• [INSTRUCTIONS TO FOLLOW]:
Exclude the pictures and reproduce the remaining data exactly as written.

START EXTRACTED MATERIAL

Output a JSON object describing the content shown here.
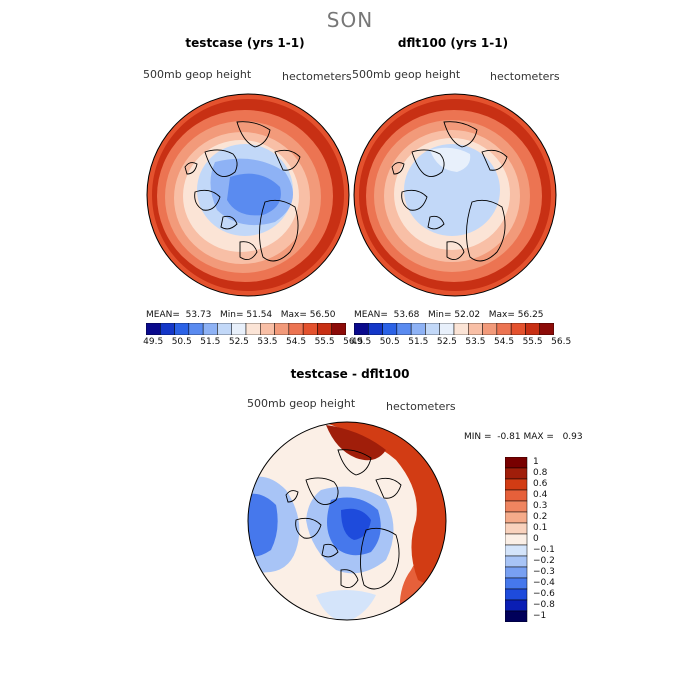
{
  "season": "SON",
  "colors": {
    "h_scale": [
      "#0a0a8c",
      "#1437c8",
      "#2b62e6",
      "#5a8bf0",
      "#8eb2f5",
      "#c2d8f8",
      "#e8f0fb",
      "#fbe4d6",
      "#f8bfa6",
      "#f29a7a",
      "#ec7452",
      "#e4522e",
      "#c83014",
      "#8c0b08"
    ],
    "d_scale": [
      "#00005a",
      "#0a1eb4",
      "#1e4bdc",
      "#4678ec",
      "#78a0f2",
      "#a8c4f6",
      "#d4e4fa",
      "#fbefe6",
      "#f9d2bd",
      "#f5ab8a",
      "#ef8560",
      "#e6603a",
      "#d23c14",
      "#a01e0a",
      "#780000"
    ]
  },
  "panel_left": {
    "title": "testcase (yrs 1-1)",
    "var_label": "500mb geop height",
    "units": "hectometers",
    "mean_label": "MEAN=",
    "mean": "53.73",
    "min_label": "Min=",
    "min": "51.54",
    "max_label": "Max=",
    "max": "56.50"
  },
  "panel_right": {
    "title": "dflt100 (yrs 1-1)",
    "var_label": "500mb geop height",
    "units": "hectometers",
    "mean_label": "MEAN=",
    "mean": "53.68",
    "min_label": "Min=",
    "min": "52.02",
    "max_label": "Max=",
    "max": "56.25"
  },
  "height_ticks": [
    "49.5",
    "50.5",
    "51.5",
    "52.5",
    "53.5",
    "54.5",
    "55.5",
    "56.5"
  ],
  "panel_diff": {
    "title": "testcase - dflt100",
    "var_label": "500mb geop height",
    "units": "hectometers",
    "min_label": "MIN =",
    "min": "-0.81",
    "max_label": "MAX =",
    "max": "0.93"
  },
  "diff_ticks": [
    "1",
    "0.8",
    "0.6",
    "0.4",
    "0.3",
    "0.2",
    "0.1",
    "0",
    "−0.1",
    "−0.2",
    "−0.3",
    "−0.4",
    "−0.6",
    "−0.8",
    "−1"
  ]
}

END EXTRACTED MATERIAL

• [EXERCISE RESPONSE]:
Output a JSON object describing the content shown here.
{
  "season": "SON",
  "colors": {
    "h_scale": [
      "#0a0a8c",
      "#1437c8",
      "#2b62e6",
      "#5a8bf0",
      "#8eb2f5",
      "#c2d8f8",
      "#e8f0fb",
      "#fbe4d6",
      "#f8bfa6",
      "#f29a7a",
      "#ec7452",
      "#e4522e",
      "#c83014",
      "#8c0b08"
    ],
    "d_scale": [
      "#00005a",
      "#0a1eb4",
      "#1e4bdc",
      "#4678ec",
      "#78a0f2",
      "#a8c4f6",
      "#d4e4fa",
      "#fbefe6",
      "#f9d2bd",
      "#f5ab8a",
      "#ef8560",
      "#e6603a",
      "#d23c14",
      "#a01e0a",
      "#780000"
    ]
  },
  "panel_left": {
    "title": "testcase (yrs 1-1)",
    "var_label": "500mb geop height",
    "units": "hectometers",
    "mean_label": "MEAN=",
    "mean": "53.73",
    "min_label": "Min=",
    "min": "51.54",
    "max_label": "Max=",
    "max": "56.50"
  },
  "panel_right": {
    "title": "dflt100 (yrs 1-1)",
    "var_label": "500mb geop height",
    "units": "hectometers",
    "mean_label": "MEAN=",
    "mean": "53.68",
    "min_label": "Min=",
    "min": "52.02",
    "max_label": "Max=",
    "max": "56.25"
  },
  "height_ticks": [
    "49.5",
    "50.5",
    "51.5",
    "52.5",
    "53.5",
    "54.5",
    "55.5",
    "56.5"
  ],
  "panel_diff": {
    "title": "testcase - dflt100",
    "var_label": "500mb geop height",
    "units": "hectometers",
    "min_label": "MIN =",
    "min": "-0.81",
    "max_label": "MAX =",
    "max": "0.93"
  },
  "diff_ticks": [
    "1",
    "0.8",
    "0.6",
    "0.4",
    "0.3",
    "0.2",
    "0.1",
    "0",
    "−0.1",
    "−0.2",
    "−0.3",
    "−0.4",
    "−0.6",
    "−0.8",
    "−1"
  ]
}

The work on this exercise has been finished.